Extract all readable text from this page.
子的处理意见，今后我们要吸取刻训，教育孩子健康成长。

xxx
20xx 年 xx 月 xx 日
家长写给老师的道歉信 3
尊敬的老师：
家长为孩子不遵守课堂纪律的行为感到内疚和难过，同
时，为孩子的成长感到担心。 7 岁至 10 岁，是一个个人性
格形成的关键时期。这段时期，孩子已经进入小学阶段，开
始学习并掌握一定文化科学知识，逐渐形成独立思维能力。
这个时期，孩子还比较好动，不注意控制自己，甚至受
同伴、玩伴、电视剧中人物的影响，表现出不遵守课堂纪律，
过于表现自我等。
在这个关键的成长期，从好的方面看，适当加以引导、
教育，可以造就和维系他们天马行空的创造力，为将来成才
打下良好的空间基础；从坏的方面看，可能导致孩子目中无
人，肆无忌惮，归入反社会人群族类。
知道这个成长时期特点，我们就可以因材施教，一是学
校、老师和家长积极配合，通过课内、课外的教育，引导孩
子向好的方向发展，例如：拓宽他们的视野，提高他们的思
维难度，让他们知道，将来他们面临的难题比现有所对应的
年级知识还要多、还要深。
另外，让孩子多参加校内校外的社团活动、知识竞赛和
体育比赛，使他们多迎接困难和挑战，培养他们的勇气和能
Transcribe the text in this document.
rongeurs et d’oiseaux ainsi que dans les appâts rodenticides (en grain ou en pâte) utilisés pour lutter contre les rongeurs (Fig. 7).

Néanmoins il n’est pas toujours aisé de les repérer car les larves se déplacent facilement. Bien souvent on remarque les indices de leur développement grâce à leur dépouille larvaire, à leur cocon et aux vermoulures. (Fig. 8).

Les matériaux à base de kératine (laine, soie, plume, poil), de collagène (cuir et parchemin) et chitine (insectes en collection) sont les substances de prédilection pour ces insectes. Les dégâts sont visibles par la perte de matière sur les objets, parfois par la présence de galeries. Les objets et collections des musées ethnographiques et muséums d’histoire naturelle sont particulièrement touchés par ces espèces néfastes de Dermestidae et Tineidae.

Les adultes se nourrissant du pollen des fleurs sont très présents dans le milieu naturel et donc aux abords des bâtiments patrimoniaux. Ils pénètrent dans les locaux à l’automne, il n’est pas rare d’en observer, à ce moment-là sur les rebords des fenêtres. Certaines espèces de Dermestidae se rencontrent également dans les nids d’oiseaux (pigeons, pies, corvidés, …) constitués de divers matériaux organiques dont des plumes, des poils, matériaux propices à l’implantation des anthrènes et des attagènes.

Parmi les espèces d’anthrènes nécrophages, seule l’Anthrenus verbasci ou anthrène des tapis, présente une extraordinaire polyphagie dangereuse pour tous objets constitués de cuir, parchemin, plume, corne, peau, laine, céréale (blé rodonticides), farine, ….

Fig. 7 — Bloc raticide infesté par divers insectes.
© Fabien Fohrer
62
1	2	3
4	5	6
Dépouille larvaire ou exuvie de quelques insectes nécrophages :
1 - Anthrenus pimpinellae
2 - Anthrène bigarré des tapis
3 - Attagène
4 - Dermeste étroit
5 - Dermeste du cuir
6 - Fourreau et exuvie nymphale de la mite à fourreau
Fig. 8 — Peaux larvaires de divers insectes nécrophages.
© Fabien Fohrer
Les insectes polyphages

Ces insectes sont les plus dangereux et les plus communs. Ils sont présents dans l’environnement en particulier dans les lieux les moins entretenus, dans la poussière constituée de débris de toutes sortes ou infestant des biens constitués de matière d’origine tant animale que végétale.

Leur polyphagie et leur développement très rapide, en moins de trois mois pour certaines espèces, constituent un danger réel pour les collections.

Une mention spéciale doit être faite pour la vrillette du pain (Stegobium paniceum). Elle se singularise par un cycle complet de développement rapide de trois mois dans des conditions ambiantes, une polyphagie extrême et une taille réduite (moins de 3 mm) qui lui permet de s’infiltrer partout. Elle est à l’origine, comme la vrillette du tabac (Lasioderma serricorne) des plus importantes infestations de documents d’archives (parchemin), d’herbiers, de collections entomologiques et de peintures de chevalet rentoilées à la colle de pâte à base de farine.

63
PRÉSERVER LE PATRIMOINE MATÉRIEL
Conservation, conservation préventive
****************************************
◆ **Problem requirements**
Check each line above for "farine" and return the ones that have it.

◆ **Solution**
Parmi les espèces d’anthrènes nécrophages, seule l’Anthrenus verbasci ou anthrène des tapis, présente une extraordinaire polyphagie dangereuse pour tous objets constitués de cuir, parchemin, plume, corne, peau, laine, céréale (blé rodonticides), farine, ….
Une mention spéciale doit être faite pour la vrillette du pain (Stegobium paniceum). Elle se singularise par un cycle complet de développement rapide de trois mois dans des conditions ambiantes, une polyphagie extrême et une taille réduite (moins de 3 mm) qui lui permet de s’infiltrer partout. Elle est à l’origine, comme la vrillette du tabac (Lasioderma serricorne) des plus importantes infestations de documents d’archives (parchemin), d’herbiers, de collections entomologiques et de peintures de chevalet rentoilées à la colle de pâte à base de farine.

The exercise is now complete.